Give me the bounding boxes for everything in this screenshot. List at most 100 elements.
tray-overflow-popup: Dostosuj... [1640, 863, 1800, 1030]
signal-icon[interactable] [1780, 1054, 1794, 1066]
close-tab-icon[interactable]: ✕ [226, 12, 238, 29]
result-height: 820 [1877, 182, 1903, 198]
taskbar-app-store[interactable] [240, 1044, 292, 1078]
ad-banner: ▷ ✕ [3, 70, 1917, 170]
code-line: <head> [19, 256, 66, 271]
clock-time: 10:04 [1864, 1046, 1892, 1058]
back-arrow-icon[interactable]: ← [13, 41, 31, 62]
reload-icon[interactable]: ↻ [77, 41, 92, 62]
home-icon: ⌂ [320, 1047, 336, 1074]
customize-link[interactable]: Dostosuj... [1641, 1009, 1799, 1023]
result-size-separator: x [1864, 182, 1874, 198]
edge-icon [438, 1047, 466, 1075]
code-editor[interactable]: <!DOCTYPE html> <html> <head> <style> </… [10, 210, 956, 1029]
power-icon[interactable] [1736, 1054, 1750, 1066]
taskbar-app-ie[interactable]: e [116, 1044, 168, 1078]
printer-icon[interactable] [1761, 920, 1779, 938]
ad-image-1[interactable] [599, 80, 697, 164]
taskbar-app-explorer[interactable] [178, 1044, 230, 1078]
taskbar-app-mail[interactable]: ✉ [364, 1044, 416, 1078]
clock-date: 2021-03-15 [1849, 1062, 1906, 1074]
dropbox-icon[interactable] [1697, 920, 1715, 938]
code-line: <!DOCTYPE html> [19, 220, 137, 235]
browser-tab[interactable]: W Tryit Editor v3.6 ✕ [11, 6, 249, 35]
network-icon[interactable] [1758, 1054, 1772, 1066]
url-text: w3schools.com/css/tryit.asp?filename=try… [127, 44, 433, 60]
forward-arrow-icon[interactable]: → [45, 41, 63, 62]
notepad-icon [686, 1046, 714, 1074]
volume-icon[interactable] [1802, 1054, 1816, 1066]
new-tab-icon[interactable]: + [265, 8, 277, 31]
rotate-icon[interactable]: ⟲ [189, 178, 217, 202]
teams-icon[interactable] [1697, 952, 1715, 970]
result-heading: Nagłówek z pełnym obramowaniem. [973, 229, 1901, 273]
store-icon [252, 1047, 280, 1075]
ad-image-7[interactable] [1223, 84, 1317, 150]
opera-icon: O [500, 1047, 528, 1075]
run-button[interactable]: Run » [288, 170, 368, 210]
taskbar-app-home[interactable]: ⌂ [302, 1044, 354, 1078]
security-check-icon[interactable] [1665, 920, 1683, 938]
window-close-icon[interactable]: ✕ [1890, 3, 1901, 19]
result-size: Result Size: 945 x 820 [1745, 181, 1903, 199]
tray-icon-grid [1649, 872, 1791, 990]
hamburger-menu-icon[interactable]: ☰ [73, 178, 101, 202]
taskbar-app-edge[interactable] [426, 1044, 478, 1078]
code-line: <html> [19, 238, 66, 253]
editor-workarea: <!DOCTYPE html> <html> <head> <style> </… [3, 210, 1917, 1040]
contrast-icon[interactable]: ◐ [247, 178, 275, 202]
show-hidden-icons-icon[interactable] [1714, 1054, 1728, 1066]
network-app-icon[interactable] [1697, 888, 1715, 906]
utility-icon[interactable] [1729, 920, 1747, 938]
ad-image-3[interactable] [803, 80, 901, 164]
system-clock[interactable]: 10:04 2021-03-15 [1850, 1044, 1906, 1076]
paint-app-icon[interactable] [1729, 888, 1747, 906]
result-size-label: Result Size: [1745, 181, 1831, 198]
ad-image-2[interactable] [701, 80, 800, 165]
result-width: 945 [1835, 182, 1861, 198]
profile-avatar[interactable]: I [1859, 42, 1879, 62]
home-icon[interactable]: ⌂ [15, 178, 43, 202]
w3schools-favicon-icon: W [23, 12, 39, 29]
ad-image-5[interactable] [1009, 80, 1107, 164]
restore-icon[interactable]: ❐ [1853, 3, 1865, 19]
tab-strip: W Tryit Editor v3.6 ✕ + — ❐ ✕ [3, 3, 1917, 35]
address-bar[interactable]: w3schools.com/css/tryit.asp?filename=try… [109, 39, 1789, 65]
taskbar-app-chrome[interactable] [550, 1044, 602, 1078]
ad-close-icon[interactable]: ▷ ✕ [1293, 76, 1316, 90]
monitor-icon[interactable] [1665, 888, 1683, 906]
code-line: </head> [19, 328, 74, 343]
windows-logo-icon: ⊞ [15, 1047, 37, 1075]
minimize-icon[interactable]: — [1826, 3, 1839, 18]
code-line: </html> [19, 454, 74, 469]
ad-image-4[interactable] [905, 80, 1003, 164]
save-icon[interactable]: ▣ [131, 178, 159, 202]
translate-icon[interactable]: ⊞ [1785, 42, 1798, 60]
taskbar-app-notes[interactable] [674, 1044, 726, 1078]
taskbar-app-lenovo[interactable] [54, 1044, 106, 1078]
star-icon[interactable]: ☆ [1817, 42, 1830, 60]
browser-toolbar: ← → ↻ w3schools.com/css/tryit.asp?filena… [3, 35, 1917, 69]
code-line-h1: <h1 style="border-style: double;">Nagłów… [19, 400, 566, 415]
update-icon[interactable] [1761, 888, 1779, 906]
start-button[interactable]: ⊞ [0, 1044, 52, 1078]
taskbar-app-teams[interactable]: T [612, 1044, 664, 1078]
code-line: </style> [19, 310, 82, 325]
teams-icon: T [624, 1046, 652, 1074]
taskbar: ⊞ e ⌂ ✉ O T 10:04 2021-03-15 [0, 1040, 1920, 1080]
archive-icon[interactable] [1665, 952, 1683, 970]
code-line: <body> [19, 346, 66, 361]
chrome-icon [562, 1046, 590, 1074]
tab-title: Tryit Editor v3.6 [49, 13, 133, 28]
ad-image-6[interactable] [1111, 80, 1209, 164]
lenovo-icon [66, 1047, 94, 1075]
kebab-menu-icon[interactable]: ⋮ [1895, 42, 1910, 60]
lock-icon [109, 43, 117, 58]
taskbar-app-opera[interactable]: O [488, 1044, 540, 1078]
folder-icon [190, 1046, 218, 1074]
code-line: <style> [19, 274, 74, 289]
┄┄┄┄┄┄┄┄┄┄┄┄┄┄┄┄┄┄┄┄
*TASK*. Turn the lines above into a Markdown table with a Row column that numbers each line and a Text column that holds it, omitting any blank lines.

*EXERCISE RESPONSE*.
| Row | Text |
|---|---|
| 1 | Give me the bounding boxes for everything in this screenshot. List at most 100 elements. |
| 2 | tray-overflow-popup: Dostosuj... [1640, 863, 1800, 1030] |
| 3 | signal-icon[interactable] [1780, 1054, 1794, 1066] |
| 4 | close-tab-icon[interactable]: ✕ [226, 12, 238, 29] |
| 5 | result-height: 820 [1877, 182, 1903, 198] |
| 6 | taskbar-app-store[interactable] [240, 1044, 292, 1078] |
| 7 | ad-banner: ▷ ✕ [3, 70, 1917, 170] |
| 8 | code-line: <head> [19, 256, 66, 271] |
| 9 | clock-time: 10:04 [1864, 1046, 1892, 1058] |
| 10 | back-arrow-icon[interactable]: ← [13, 41, 31, 62] |
| 11 | reload-icon[interactable]: ↻ [77, 41, 92, 62] |
| 12 | home-icon: ⌂ [320, 1047, 336, 1074] |
| 13 | customize-link[interactable]: Dostosuj... [1641, 1009, 1799, 1023] |
| 14 | result-size-separator: x [1864, 182, 1874, 198] |
| 15 | edge-icon [438, 1047, 466, 1075] |
| 16 | code-editor[interactable]: <!DOCTYPE html> <html> <head> <style> </… [10, 210, 956, 1029] |
| 17 | power-icon[interactable] [1736, 1054, 1750, 1066] |
| 18 | taskbar-app-ie[interactable]: e [116, 1044, 168, 1078] |
| 19 | printer-icon[interactable] [1761, 920, 1779, 938] |
| 20 | ad-image-1[interactable] [599, 80, 697, 164] |
| 21 | taskbar-app-explorer[interactable] [178, 1044, 230, 1078] |
| 22 | taskbar-app-mail[interactable]: ✉ [364, 1044, 416, 1078] |
| 23 | clock-date: 2021-03-15 [1849, 1062, 1906, 1074] |
| 24 | dropbox-icon[interactable] [1697, 920, 1715, 938] |
| 25 | code-line: <!DOCTYPE html> [19, 220, 137, 235] |
| 26 | browser-tab[interactable]: W Tryit Editor v3.6 ✕ [11, 6, 249, 35] |
| 27 | network-icon[interactable] [1758, 1054, 1772, 1066] |
| 28 | url-text: w3schools.com/css/tryit.asp?filename=try… [127, 44, 433, 60] |
| 29 | forward-arrow-icon[interactable]: → [45, 41, 63, 62] |
| 30 | notepad-icon [686, 1046, 714, 1074] |
| 31 | volume-icon[interactable] [1802, 1054, 1816, 1066] |
| 32 | new-tab-icon[interactable]: + [265, 8, 277, 31] |
| 33 | rotate-icon[interactable]: ⟲ [189, 178, 217, 202] |
| 34 | teams-icon[interactable] [1697, 952, 1715, 970] |
| 35 | result-heading: Nagłówek z pełnym obramowaniem. [973, 229, 1901, 273] |
| 36 | store-icon [252, 1047, 280, 1075] |
| 37 | ad-image-7[interactable] [1223, 84, 1317, 150] |
| 38 | opera-icon: O [500, 1047, 528, 1075] |
| 39 | run-button[interactable]: Run » [288, 170, 368, 210] |
| 40 | taskbar-app-home[interactable]: ⌂ [302, 1044, 354, 1078] |
| 41 | security-check-icon[interactable] [1665, 920, 1683, 938] |
| 42 | window-close-icon[interactable]: ✕ [1890, 3, 1901, 19] |
| 43 | result-size: Result Size: 945 x 820 [1745, 181, 1903, 199] |
| 44 | tray-icon-grid [1649, 872, 1791, 990] |
| 45 | hamburger-menu-icon[interactable]: ☰ [73, 178, 101, 202] |
| 46 | taskbar-app-edge[interactable] [426, 1044, 478, 1078] |
| 47 | code-line: <html> [19, 238, 66, 253] |
| 48 | editor-workarea: <!DOCTYPE html> <html> <head> <style> </… [3, 210, 1917, 1040] |
| 49 | contrast-icon[interactable]: ◐ [247, 178, 275, 202] |
| 50 | show-hidden-icons-icon[interactable] [1714, 1054, 1728, 1066] |
| 51 | network-app-icon[interactable] [1697, 888, 1715, 906] |
| 52 | utility-icon[interactable] [1729, 920, 1747, 938] |
| 53 | ad-image-3[interactable] [803, 80, 901, 164] |
| 54 | system-clock[interactable]: 10:04 2021-03-15 [1850, 1044, 1906, 1076] |
| 55 | paint-app-icon[interactable] [1729, 888, 1747, 906] |
| 56 | result-size-label: Result Size: [1745, 181, 1831, 198] |
| 57 | ad-image-2[interactable] [701, 80, 800, 165] |
| 58 | result-width: 945 [1835, 182, 1861, 198] |
| 59 | profile-avatar[interactable]: I [1859, 42, 1879, 62] |
| 60 | home-icon[interactable]: ⌂ [15, 178, 43, 202] |
| 61 | w3schools-favicon-icon: W [23, 12, 39, 29] |
| 62 | ad-image-5[interactable] [1009, 80, 1107, 164] |
| 63 | restore-icon[interactable]: ❐ [1853, 3, 1865, 19] |
| 64 | tab-strip: W Tryit Editor v3.6 ✕ + — ❐ ✕ [3, 3, 1917, 35] |
| 65 | address-bar[interactable]: w3schools.com/css/tryit.asp?filename=try… [109, 39, 1789, 65] |
| 66 | taskbar-app-chrome[interactable] [550, 1044, 602, 1078] |
| 67 | ad-close-icon[interactable]: ▷ ✕ [1293, 76, 1316, 90] |
| 68 | monitor-icon[interactable] [1665, 888, 1683, 906] |
| 69 | code-line: </head> [19, 328, 74, 343] |
| 70 | windows-logo-icon: ⊞ [15, 1047, 37, 1075] |
| 71 | minimize-icon[interactable]: — [1826, 3, 1839, 18] |
| 72 | code-line: </html> [19, 454, 74, 469] |
| 73 | ad-image-4[interactable] [905, 80, 1003, 164] |
| 74 | save-icon[interactable]: ▣ [131, 178, 159, 202] |
| 75 | translate-icon[interactable]: ⊞ [1785, 42, 1798, 60] |
| 76 | taskbar-app-notes[interactable] [674, 1044, 726, 1078] |
| 77 | taskbar-app-lenovo[interactable] [54, 1044, 106, 1078] |
| 78 | star-icon[interactable]: ☆ [1817, 42, 1830, 60] |
| 79 | browser-toolbar: ← → ↻ w3schools.com/css/tryit.asp?filena… [3, 35, 1917, 69] |
| 80 | code-line-h1: <h1 style="border-style: double;">Nagłów… [19, 400, 566, 415] |
| 81 | update-icon[interactable] [1761, 888, 1779, 906] |
| 82 | start-button[interactable]: ⊞ [0, 1044, 52, 1078] |
| 83 | taskbar-app-teams[interactable]: T [612, 1044, 664, 1078] |
| 84 | code-line: </style> [19, 310, 82, 325] |
| 85 | teams-icon: T [624, 1046, 652, 1074] |
| 86 | taskbar: ⊞ e ⌂ ✉ O T 10:04 2021-03-15 [0, 1040, 1920, 1080] |
| 87 | archive-icon[interactable] [1665, 952, 1683, 970] |
| 88 | code-line: <body> [19, 346, 66, 361] |
| 89 | chrome-icon [562, 1046, 590, 1074] |
| 90 | tab-title: Tryit Editor v3.6 [49, 13, 133, 28] |
| 91 | ad-image-6[interactable] [1111, 80, 1209, 164] |
| 92 | lenovo-icon [66, 1047, 94, 1075] |
| 93 | kebab-menu-icon[interactable]: ⋮ [1895, 42, 1910, 60] |
| 94 | lock-icon [109, 43, 117, 58] |
| 95 | taskbar-app-opera[interactable]: O [488, 1044, 540, 1078] |
| 96 | folder-icon [190, 1046, 218, 1074] |
| 97 | code-line: <style> [19, 274, 74, 289] |